— Task —
What is the number of lines in the data that hold the string "subtitle"? Reply with that number only.
### Source records ###
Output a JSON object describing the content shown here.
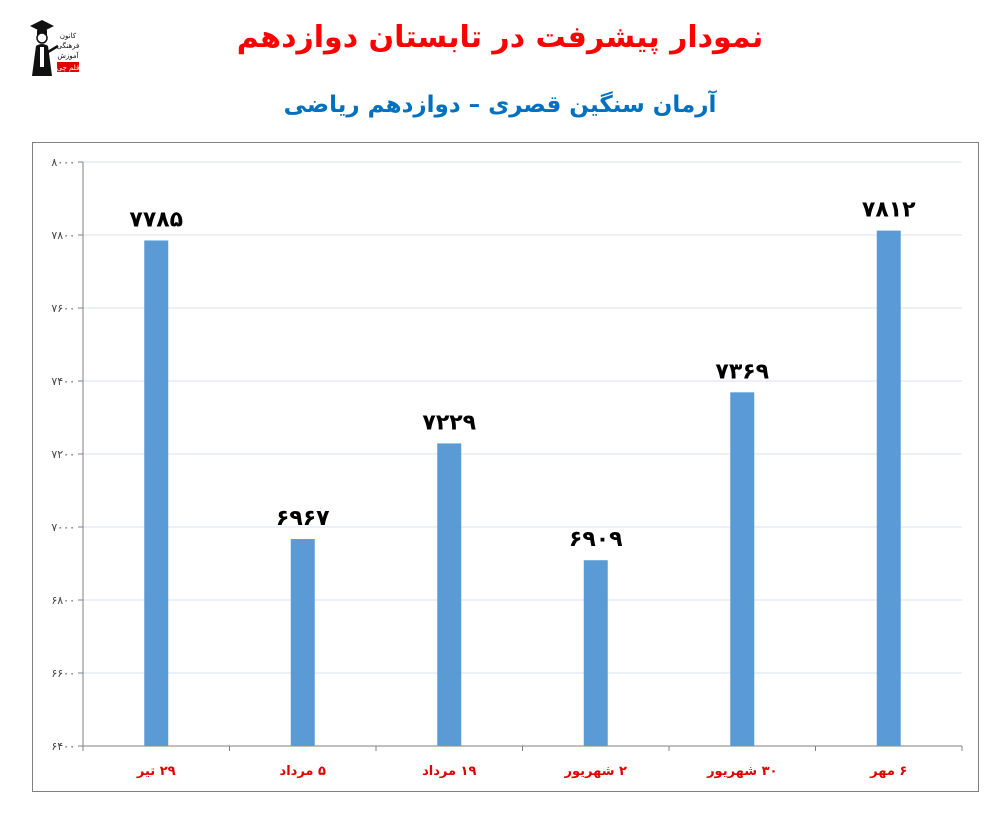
{
  "header": {
    "title": "نمودار پیشرفت در تابستان دوازدهم",
    "subtitle": "آرمان سنگین قصری – دوازدهم ریاضی"
  },
  "logo": {
    "icon": "graduate-mascot-logo",
    "lines": [
      "کانون",
      "فرهنگی",
      "آموزش",
      "قلم چی"
    ]
  },
  "colors": {
    "title": "#ff0000",
    "subtitle": "#0070c0",
    "bar": "#5b9bd5",
    "category_label": "#e00000",
    "grid": "#d9e2f0"
  },
  "chart_data": {
    "type": "bar",
    "categories": [
      "۲۹ تیر",
      "۵ مرداد",
      "۱۹ مرداد",
      "۲ شهریور",
      "۳۰ شهریور",
      "۶ مهر"
    ],
    "values": [
      7785,
      6967,
      7229,
      6909,
      7369,
      7812
    ],
    "value_labels": [
      "۷۷۸۵",
      "۶۹۶۷",
      "۷۲۲۹",
      "۶۹۰۹",
      "۷۳۶۹",
      "۷۸۱۲"
    ],
    "ylim": [
      6400,
      8000
    ],
    "yticks": [
      6400,
      6600,
      6800,
      7000,
      7200,
      7400,
      7600,
      7800,
      8000
    ],
    "ytick_labels": [
      "۶۴۰۰",
      "۶۶۰۰",
      "۶۸۰۰",
      "۷۰۰۰",
      "۷۲۰۰",
      "۷۴۰۰",
      "۷۶۰۰",
      "۷۸۰۰",
      "۸۰۰۰"
    ],
    "grid": true,
    "legend": "none",
    "xlabel": "",
    "ylabel": ""
  }
}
###
— Task solution —
2